Figure dataset records:
>> START
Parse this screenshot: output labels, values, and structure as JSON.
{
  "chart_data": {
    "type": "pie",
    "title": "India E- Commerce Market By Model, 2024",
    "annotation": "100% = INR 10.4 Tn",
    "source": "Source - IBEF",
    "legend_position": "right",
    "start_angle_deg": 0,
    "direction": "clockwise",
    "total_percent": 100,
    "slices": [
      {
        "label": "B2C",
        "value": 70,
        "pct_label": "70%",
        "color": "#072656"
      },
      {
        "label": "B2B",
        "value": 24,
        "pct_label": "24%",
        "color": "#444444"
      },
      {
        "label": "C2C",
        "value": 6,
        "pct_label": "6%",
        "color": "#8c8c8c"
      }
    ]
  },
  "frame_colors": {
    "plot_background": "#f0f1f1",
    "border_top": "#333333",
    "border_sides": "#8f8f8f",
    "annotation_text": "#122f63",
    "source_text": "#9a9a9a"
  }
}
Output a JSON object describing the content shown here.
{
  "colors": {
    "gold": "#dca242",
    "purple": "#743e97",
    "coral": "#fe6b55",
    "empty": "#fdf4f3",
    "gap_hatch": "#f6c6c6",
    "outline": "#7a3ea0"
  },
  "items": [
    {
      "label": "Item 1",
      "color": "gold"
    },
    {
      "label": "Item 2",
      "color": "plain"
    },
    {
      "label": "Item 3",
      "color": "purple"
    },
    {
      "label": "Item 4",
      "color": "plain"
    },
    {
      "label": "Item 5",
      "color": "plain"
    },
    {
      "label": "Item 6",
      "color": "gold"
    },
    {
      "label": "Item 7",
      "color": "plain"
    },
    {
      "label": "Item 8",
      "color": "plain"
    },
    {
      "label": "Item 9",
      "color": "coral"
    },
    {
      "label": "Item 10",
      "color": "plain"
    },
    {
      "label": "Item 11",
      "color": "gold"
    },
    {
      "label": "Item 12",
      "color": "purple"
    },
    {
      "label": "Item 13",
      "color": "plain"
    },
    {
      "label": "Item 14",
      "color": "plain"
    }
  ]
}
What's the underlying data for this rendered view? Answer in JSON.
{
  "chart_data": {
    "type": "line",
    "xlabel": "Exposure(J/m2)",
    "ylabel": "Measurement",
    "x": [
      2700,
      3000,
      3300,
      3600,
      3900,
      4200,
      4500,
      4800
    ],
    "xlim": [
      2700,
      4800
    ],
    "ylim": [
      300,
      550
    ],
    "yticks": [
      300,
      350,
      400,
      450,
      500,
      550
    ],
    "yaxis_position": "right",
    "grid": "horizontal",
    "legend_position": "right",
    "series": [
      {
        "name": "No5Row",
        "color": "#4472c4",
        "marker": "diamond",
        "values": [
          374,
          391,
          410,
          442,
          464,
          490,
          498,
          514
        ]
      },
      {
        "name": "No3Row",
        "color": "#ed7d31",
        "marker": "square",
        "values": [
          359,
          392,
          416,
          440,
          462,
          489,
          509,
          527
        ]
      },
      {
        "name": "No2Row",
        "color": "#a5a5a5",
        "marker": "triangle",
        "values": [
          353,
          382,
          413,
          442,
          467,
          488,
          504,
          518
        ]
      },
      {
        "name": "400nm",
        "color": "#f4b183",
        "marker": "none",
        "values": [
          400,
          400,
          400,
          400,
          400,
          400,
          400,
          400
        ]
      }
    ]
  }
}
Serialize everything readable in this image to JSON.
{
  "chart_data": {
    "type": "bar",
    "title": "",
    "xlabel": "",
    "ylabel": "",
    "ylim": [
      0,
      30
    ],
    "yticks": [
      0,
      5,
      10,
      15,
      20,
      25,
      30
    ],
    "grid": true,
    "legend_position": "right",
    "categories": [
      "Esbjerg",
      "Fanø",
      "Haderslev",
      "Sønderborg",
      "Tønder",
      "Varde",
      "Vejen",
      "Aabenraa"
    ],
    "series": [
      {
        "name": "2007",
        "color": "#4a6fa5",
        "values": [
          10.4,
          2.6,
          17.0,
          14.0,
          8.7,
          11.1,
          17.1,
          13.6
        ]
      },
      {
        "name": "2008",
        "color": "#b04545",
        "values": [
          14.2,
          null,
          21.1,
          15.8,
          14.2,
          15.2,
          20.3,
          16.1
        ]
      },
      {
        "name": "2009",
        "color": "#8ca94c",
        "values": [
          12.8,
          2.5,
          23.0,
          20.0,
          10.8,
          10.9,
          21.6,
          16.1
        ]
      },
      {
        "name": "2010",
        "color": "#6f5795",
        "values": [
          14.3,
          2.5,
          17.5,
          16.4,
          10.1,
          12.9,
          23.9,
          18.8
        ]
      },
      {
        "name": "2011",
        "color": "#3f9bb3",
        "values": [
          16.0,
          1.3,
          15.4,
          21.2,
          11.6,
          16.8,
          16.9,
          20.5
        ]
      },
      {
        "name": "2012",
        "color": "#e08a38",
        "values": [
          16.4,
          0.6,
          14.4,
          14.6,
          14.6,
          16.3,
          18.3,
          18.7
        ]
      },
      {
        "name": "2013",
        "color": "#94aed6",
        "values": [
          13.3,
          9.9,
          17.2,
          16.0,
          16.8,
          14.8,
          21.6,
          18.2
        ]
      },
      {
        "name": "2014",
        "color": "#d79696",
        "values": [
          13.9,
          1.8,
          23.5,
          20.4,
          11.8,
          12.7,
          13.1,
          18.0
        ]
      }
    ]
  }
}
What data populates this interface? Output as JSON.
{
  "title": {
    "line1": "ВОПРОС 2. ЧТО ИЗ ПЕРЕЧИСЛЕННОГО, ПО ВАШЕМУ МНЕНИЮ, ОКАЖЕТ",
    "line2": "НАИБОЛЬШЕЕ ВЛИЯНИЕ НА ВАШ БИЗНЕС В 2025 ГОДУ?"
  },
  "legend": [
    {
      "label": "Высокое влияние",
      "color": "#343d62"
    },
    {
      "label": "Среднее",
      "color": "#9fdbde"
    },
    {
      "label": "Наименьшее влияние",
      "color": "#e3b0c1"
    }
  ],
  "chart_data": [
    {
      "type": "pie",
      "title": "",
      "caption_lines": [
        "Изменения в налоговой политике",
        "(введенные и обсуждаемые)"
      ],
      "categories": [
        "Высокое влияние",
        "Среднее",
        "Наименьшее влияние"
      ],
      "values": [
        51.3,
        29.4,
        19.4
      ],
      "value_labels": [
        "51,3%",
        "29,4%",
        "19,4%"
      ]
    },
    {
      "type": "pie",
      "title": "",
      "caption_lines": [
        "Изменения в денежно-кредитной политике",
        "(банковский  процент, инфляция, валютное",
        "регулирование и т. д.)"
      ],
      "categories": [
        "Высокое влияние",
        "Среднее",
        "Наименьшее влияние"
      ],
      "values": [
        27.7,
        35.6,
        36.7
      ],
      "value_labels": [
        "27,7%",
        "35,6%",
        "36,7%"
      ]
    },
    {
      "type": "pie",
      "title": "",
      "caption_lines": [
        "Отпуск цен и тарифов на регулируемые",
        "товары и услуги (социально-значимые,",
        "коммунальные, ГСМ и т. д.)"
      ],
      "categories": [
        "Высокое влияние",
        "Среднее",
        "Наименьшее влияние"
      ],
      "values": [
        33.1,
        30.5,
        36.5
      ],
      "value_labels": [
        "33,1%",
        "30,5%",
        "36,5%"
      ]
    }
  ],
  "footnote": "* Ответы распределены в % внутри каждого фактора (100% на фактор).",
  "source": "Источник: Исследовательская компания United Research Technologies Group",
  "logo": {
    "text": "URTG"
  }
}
>> END
Exactly and only the lines from the one containing "What data populates" through the end of the material are to be reproduced, both ends included.

What data populates this interface? Output as JSON.
{
  "title": {
    "line1": "ВОПРОС 2. ЧТО ИЗ ПЕРЕЧИСЛЕННОГО, ПО ВАШЕМУ МНЕНИЮ, ОКАЖЕТ",
    "line2": "НАИБОЛЬШЕЕ ВЛИЯНИЕ НА ВАШ БИЗНЕС В 2025 ГОДУ?"
  },
  "legend": [
    {
      "label": "Высокое влияние",
      "color": "#343d62"
    },
    {
      "label": "Среднее",
      "color": "#9fdbde"
    },
    {
      "label": "Наименьшее влияние",
      "color": "#e3b0c1"
    }
  ],
  "chart_data": [
    {
      "type": "pie",
      "title": "",
      "caption_lines": [
        "Изменения в налоговой политике",
        "(введенные и обсуждаемые)"
      ],
      "categories": [
        "Высокое влияние",
        "Среднее",
        "Наименьшее влияние"
      ],
      "values": [
        51.3,
        29.4,
        19.4
      ],
      "value_labels": [
        "51,3%",
        "29,4%",
        "19,4%"
      ]
    },
    {
      "type": "pie",
      "title": "",
      "caption_lines": [
        "Изменения в денежно-кредитной политике",
        "(банковский  процент, инфляция, валютное",
        "регулирование и т. д.)"
      ],
      "categories": [
        "Высокое влияние",
        "Среднее",
        "Наименьшее влияние"
      ],
      "values": [
        27.7,
        35.6,
        36.7
      ],
      "value_labels": [
        "27,7%",
        "35,6%",
        "36,7%"
      ]
    },
    {
      "type": "pie",
      "title": "",
      "caption_lines": [
        "Отпуск цен и тарифов на регулируемые",
        "товары и услуги (социально-значимые,",
        "коммунальные, ГСМ и т. д.)"
      ],
      "categories": [
        "Высокое влияние",
        "Среднее",
        "Наименьшее влияние"
      ],
      "values": [
        33.1,
        30.5,
        36.5
      ],
      "value_labels": [
        "33,1%",
        "30,5%",
        "36,5%"
      ]
    }
  ],
  "footnote": "* Ответы распределены в % внутри каждого фактора (100% на фактор).",
  "source": "Источник: Исследовательская компания United Research Technologies Group",
  "logo": {
    "text": "URTG"
  }
}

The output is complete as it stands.